Copy each line that holds "schedule".
====== The data ======
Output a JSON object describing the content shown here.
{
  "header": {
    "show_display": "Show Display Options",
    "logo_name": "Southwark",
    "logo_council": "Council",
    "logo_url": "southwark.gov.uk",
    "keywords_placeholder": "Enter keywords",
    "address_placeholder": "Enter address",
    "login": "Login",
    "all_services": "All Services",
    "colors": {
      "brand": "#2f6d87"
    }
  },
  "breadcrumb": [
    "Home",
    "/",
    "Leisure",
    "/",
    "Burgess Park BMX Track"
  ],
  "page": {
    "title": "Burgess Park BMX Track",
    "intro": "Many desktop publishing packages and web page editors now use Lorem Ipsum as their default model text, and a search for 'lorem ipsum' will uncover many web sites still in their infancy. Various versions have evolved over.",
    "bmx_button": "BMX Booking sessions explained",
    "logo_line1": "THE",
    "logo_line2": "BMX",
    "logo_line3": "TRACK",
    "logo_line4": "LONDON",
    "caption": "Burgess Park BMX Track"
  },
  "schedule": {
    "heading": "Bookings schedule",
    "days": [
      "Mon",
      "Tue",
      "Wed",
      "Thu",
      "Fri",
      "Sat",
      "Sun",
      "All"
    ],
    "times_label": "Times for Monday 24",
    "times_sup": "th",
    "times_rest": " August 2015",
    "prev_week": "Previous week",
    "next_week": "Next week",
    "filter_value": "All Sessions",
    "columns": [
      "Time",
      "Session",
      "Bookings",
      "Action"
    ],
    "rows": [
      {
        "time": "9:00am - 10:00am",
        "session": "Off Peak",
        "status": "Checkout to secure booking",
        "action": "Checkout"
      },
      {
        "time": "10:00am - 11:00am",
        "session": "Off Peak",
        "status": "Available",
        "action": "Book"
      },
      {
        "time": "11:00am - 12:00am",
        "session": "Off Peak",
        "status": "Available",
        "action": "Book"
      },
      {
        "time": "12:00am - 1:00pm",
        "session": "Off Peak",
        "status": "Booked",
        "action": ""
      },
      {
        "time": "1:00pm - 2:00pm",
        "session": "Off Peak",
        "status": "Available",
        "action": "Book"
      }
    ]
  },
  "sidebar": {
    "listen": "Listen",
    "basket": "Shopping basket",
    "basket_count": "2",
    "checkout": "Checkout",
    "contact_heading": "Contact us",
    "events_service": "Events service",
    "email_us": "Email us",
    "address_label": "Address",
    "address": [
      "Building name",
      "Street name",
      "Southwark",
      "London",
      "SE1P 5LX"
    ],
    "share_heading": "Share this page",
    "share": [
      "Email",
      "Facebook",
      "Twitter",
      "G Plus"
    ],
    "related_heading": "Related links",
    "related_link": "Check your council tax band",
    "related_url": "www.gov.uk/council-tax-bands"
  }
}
======
**Written response:**
  "schedule": {
    "heading": "Bookings schedule",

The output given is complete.